▸ **Instruction**: Extract each line of the records below that contains the word "규제하라".

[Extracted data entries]
## start
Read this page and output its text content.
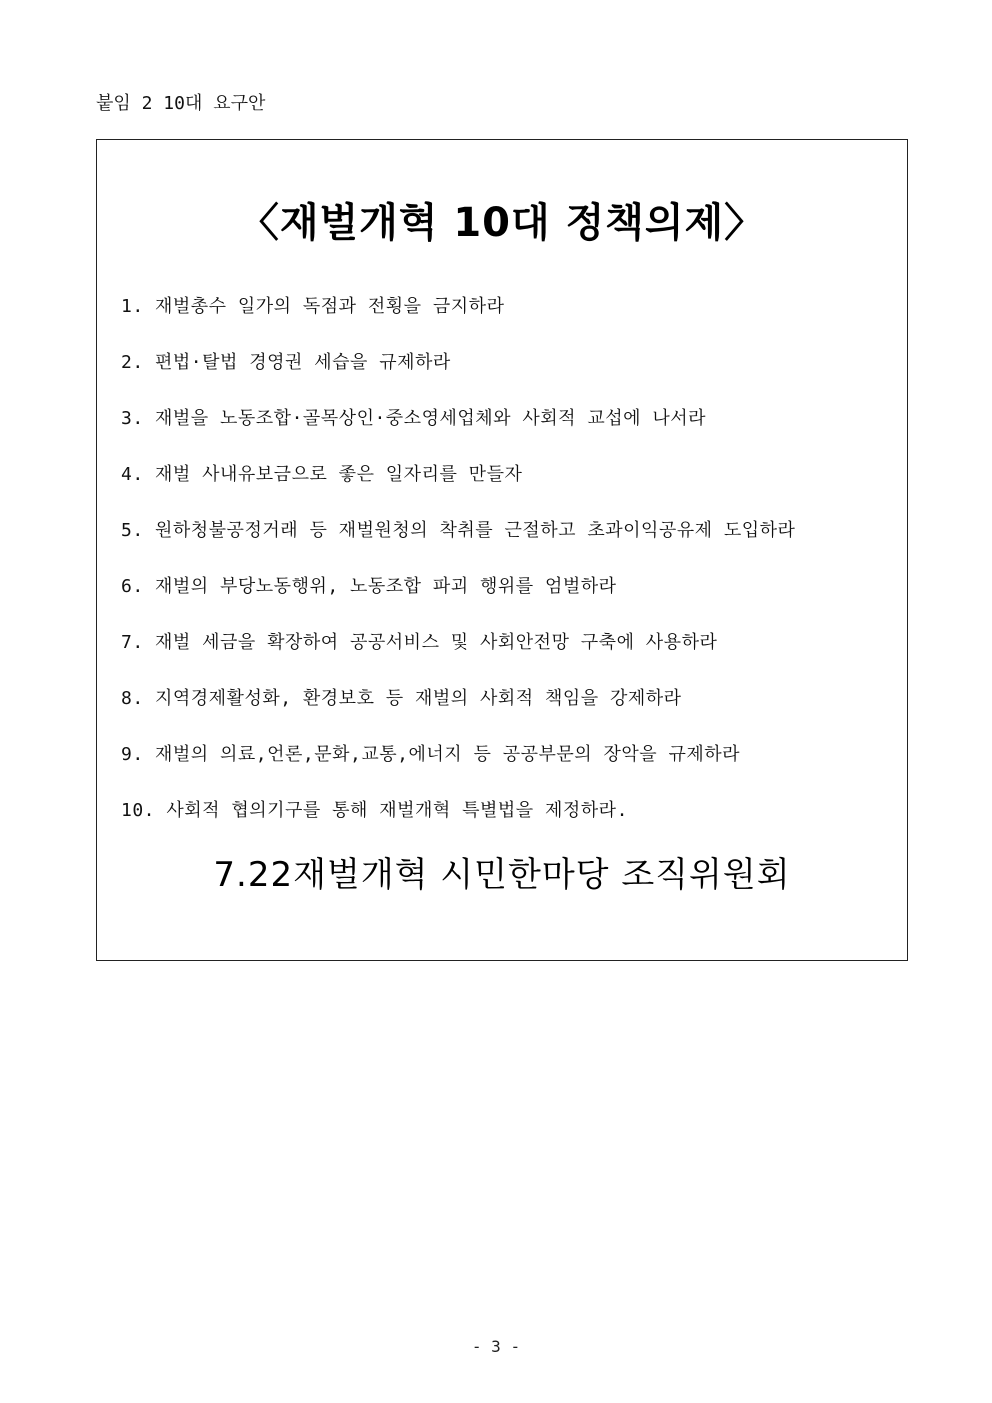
붙임 2 10대 요구안
〈재벌개혁 10대 정책의제〉
1. 재벌총수 일가의 독점과 전횡을 금지하라
2. 편법·탈법 경영권 세습을 규제하라
3. 재벌을 노동조합·골목상인·중소영세업체와 사회적 교섭에 나서라
4. 재벌 사내유보금으로 좋은 일자리를 만들자
5. 원하청불공정거래 등 재벌원청의 착취를 근절하고 초과이익공유제 도입하라
6. 재벌의 부당노동행위, 노동조합 파괴 행위를 엄벌하라
7. 재벌 세금을 확장하여 공공서비스 및 사회안전망 구축에 사용하라
8. 지역경제활성화, 환경보호 등 재벌의 사회적 책임을 강제하라
9. 재벌의 의료,언론,문화,교통,에너지 등 공공부문의 장악을 규제하라
10. 사회적 협의기구를 통해 재벌개혁 특별법을 제정하라.
7.22재벌개혁 시민한마당 조직위원회
- 3 -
## end
▸ **Answer below**:
2. 편법·탈법 경영권 세습을 규제하라
9. 재벌의 의료,언론,문화,교통,에너지 등 공공부문의 장악을 규제하라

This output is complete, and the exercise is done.